____ Record set

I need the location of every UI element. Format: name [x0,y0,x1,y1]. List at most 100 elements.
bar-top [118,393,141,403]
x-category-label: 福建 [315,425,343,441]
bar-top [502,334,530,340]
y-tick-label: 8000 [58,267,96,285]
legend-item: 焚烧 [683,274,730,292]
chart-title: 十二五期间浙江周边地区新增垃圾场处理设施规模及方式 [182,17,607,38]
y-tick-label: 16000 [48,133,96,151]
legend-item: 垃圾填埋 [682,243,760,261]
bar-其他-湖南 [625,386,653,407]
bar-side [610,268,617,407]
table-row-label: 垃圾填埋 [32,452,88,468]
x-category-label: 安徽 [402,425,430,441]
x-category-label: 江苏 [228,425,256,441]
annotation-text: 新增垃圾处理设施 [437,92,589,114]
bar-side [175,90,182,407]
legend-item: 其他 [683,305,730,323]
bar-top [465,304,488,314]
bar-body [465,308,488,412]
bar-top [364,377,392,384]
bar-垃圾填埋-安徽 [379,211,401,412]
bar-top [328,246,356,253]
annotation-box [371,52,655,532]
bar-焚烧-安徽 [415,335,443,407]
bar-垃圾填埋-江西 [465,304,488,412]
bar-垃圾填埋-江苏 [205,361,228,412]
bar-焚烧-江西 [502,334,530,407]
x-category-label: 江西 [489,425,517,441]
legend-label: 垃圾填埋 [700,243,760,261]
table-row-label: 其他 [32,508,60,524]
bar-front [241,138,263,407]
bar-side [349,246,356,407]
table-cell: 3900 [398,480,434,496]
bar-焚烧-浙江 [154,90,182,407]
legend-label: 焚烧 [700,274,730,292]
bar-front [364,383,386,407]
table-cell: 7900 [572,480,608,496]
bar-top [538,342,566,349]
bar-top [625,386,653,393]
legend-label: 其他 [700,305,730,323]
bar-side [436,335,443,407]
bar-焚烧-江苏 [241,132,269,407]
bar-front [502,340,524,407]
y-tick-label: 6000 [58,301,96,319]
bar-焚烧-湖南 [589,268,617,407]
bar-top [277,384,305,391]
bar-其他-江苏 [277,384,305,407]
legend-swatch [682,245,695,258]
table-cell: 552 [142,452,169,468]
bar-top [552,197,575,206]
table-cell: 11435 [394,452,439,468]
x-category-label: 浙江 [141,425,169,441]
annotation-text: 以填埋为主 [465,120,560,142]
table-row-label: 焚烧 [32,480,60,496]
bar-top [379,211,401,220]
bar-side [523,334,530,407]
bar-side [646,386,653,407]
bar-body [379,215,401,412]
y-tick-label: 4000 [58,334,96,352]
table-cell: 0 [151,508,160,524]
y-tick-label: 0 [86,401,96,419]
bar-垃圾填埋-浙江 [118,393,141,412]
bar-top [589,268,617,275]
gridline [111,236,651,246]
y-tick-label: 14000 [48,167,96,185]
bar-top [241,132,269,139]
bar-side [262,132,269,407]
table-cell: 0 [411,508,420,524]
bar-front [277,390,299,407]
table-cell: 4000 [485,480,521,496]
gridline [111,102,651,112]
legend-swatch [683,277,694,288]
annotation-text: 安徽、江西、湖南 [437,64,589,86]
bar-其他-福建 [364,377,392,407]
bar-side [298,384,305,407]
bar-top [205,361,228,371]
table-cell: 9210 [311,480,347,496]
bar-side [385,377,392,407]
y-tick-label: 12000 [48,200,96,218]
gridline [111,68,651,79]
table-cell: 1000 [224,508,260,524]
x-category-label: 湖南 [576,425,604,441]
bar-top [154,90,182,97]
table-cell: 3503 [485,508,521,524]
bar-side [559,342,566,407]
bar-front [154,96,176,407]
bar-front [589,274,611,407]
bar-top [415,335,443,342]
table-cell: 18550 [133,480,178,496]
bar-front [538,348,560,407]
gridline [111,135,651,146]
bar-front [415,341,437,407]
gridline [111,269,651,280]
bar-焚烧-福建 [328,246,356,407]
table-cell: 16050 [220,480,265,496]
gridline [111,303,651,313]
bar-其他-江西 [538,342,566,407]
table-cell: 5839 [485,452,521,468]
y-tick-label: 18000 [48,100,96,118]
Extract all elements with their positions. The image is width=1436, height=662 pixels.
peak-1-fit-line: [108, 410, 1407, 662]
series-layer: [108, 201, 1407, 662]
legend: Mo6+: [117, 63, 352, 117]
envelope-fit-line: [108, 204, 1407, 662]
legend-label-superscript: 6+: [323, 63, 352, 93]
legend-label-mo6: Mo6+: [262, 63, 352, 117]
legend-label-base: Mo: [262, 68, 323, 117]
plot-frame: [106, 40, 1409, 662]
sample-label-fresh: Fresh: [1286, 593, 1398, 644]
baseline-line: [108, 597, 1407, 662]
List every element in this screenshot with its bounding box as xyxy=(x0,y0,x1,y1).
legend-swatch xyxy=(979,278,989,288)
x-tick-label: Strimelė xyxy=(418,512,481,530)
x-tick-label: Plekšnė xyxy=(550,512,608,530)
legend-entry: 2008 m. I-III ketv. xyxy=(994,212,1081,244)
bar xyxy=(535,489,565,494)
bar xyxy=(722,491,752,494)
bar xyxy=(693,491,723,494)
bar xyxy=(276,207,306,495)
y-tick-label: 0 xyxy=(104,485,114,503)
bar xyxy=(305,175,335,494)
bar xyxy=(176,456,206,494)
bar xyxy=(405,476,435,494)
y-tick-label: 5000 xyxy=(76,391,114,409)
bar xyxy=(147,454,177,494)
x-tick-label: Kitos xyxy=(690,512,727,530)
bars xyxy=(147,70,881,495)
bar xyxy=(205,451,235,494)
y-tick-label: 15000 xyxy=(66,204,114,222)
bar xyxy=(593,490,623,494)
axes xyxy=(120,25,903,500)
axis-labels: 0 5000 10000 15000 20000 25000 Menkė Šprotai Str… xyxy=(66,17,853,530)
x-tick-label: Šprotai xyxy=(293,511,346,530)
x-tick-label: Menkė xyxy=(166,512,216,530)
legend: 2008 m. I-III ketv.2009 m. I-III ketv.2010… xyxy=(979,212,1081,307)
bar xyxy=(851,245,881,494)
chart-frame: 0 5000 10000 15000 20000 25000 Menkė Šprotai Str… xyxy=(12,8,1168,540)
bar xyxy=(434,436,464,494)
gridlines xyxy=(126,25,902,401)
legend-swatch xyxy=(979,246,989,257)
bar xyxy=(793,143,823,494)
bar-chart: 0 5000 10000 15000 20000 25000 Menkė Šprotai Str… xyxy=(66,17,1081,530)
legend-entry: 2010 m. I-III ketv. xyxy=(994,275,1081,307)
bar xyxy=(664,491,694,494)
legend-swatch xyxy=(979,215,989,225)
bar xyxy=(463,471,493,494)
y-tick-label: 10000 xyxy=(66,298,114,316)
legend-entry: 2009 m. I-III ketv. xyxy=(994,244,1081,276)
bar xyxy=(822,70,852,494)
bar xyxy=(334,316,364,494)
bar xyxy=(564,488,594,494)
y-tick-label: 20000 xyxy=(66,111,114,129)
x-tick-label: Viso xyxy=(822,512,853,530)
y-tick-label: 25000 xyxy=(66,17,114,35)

________

Repeat every line of the material above verbatim.

I need the location of every UI element. Format: name [x0,y0,x1,y1]. List at most 100 elements.
bar-top [118,393,141,403]
x-category-label: 福建 [315,425,343,441]
bar-top [502,334,530,340]
y-tick-label: 8000 [58,267,96,285]
legend-item: 焚烧 [683,274,730,292]
chart-title: 十二五期间浙江周边地区新增垃圾场处理设施规模及方式 [182,17,607,38]
y-tick-label: 16000 [48,133,96,151]
legend-item: 垃圾填埋 [682,243,760,261]
bar-其他-湖南 [625,386,653,407]
bar-side [610,268,617,407]
table-row-label: 垃圾填埋 [32,452,88,468]
x-category-label: 安徽 [402,425,430,441]
x-category-label: 江苏 [228,425,256,441]
annotation-text: 新增垃圾处理设施 [437,92,589,114]
bar-side [175,90,182,407]
legend-item: 其他 [683,305,730,323]
bar-top [465,304,488,314]
bar-body [465,308,488,412]
bar-top [364,377,392,384]
bar-垃圾填埋-安徽 [379,211,401,412]
bar-top [328,246,356,253]
annotation-box [371,52,655,532]
bar-焚烧-安徽 [415,335,443,407]
bar-垃圾填埋-江西 [465,304,488,412]
bar-垃圾填埋-江苏 [205,361,228,412]
bar-焚烧-江西 [502,334,530,407]
x-category-label: 江西 [489,425,517,441]
legend-label: 垃圾填埋 [700,243,760,261]
table-row-label: 其他 [32,508,60,524]
bar-front [241,138,263,407]
bar-side [349,246,356,407]
table-cell: 3900 [398,480,434,496]
bar-焚烧-浙江 [154,90,182,407]
legend-label: 焚烧 [700,274,730,292]
bar-front [364,383,386,407]
table-cell: 7900 [572,480,608,496]
bar-top [538,342,566,349]
bar-top [625,386,653,393]
legend-label: 其他 [700,305,730,323]
bar-side [436,335,443,407]
bar-焚烧-江苏 [241,132,269,407]
bar-front [502,340,524,407]
y-tick-label: 6000 [58,301,96,319]
bar-焚烧-湖南 [589,268,617,407]
bar-top [277,384,305,391]
bar-其他-江苏 [277,384,305,407]
legend-swatch [682,245,695,258]
table-cell: 552 [142,452,169,468]
bar-top [552,197,575,206]
table-cell: 11435 [394,452,439,468]
x-category-label: 浙江 [141,425,169,441]
annotation-text: 以填埋为主 [465,120,560,142]
table-row-label: 焚烧 [32,480,60,496]
bar-top [379,211,401,220]
bar-side [523,334,530,407]
bar-side [646,386,653,407]
bar-body [379,215,401,412]
y-tick-label: 4000 [58,334,96,352]
table-cell: 0 [151,508,160,524]
y-tick-label: 0 [86,401,96,419]
bar-垃圾填埋-浙江 [118,393,141,412]
bar-top [589,268,617,275]
gridline [111,236,651,246]
y-tick-label: 14000 [48,167,96,185]
bar-top [241,132,269,139]
bar-side [262,132,269,407]
table-cell: 0 [411,508,420,524]
bar-front [277,390,299,407]
table-cell: 4000 [485,480,521,496]
gridline [111,102,651,112]
legend-swatch [683,277,694,288]
annotation-text: 安徽、江西、湖南 [437,64,589,86]
bar-其他-福建 [364,377,392,407]
bar-side [298,384,305,407]
bar-top [205,361,228,371]
table-cell: 9210 [311,480,347,496]
bar-side [385,377,392,407]
y-tick-label: 12000 [48,200,96,218]
gridline [111,68,651,79]
table-cell: 1000 [224,508,260,524]
x-category-label: 湖南 [576,425,604,441]
bar-top [154,90,182,97]
table-cell: 3503 [485,508,521,524]
bar-side [559,342,566,407]
bar-front [154,96,176,407]
bar-front [589,274,611,407]
bar-top [415,335,443,342]
table-cell: 18550 [133,480,178,496]
bar-front [538,348,560,407]
gridline [111,135,651,146]
bar-front [415,341,437,407]
gridline [111,269,651,280]
bar-焚烧-福建 [328,246,356,407]
table-cell: 16050 [220,480,265,496]
gridline [111,303,651,313]
bar-其他-江西 [538,342,566,407]
table-cell: 5839 [485,452,521,468]
y-tick-label: 18000 [48,100,96,118]
Extract all elements with their positions. The image is width=1436, height=662 pixels.
peak-1-fit-line: [108, 410, 1407, 662]
series-layer: [108, 201, 1407, 662]
legend: Mo6+: [117, 63, 352, 117]
envelope-fit-line: [108, 204, 1407, 662]
legend-label-superscript: 6+: [323, 63, 352, 93]
legend-label-mo6: Mo6+: [262, 63, 352, 117]
legend-label-base: Mo: [262, 68, 323, 117]
plot-frame: [106, 40, 1409, 662]
sample-label-fresh: Fresh: [1286, 593, 1398, 644]
baseline-line: [108, 597, 1407, 662]
List every element in this screenshot with its bounding box as xyxy=(x0,y0,x1,y1).
legend-swatch xyxy=(979,278,989,288)
x-tick-label: Strimelė xyxy=(418,512,481,530)
x-tick-label: Plekšnė xyxy=(550,512,608,530)
legend-entry: 2008 m. I-III ketv. xyxy=(994,212,1081,244)
bar xyxy=(535,489,565,494)
bar xyxy=(722,491,752,494)
bar xyxy=(693,491,723,494)
bar xyxy=(276,207,306,495)
y-tick-label: 0 xyxy=(104,485,114,503)
bar xyxy=(305,175,335,494)
bar xyxy=(176,456,206,494)
bar xyxy=(405,476,435,494)
y-tick-label: 5000 xyxy=(76,391,114,409)
bar xyxy=(147,454,177,494)
x-tick-label: Kitos xyxy=(690,512,727,530)
bars xyxy=(147,70,881,495)
bar xyxy=(205,451,235,494)
y-tick-label: 15000 xyxy=(66,204,114,222)
bar xyxy=(593,490,623,494)
axes xyxy=(120,25,903,500)
axis-labels: 0 5000 10000 15000 20000 25000 Menkė Šprotai Str… xyxy=(66,17,853,530)
x-tick-label: Šprotai xyxy=(293,511,346,530)
x-tick-label: Menkė xyxy=(166,512,216,530)
legend: 2008 m. I-III ketv.2009 m. I-III ketv.2010… xyxy=(979,212,1081,307)
bar xyxy=(851,245,881,494)
chart-frame: 0 5000 10000 15000 20000 25000 Menkė Šprotai Str… xyxy=(12,8,1168,540)
bar xyxy=(434,436,464,494)
gridlines xyxy=(126,25,902,401)
legend-swatch xyxy=(979,246,989,257)
bar xyxy=(793,143,823,494)
bar-chart: 0 5000 10000 15000 20000 25000 Menkė Šprotai Str… xyxy=(66,17,1081,530)
legend-entry: 2010 m. I-III ketv. xyxy=(994,275,1081,307)
bar xyxy=(664,491,694,494)
legend-swatch xyxy=(979,215,989,225)
bar xyxy=(463,471,493,494)
y-tick-label: 10000 xyxy=(66,298,114,316)
legend-entry: 2009 m. I-III ketv. xyxy=(994,244,1081,276)
bar xyxy=(822,70,852,494)
bar xyxy=(334,316,364,494)
bar xyxy=(564,488,594,494)
y-tick-label: 20000 xyxy=(66,111,114,129)
x-tick-label: Viso xyxy=(822,512,853,530)
y-tick-label: 25000 xyxy=(66,17,114,35)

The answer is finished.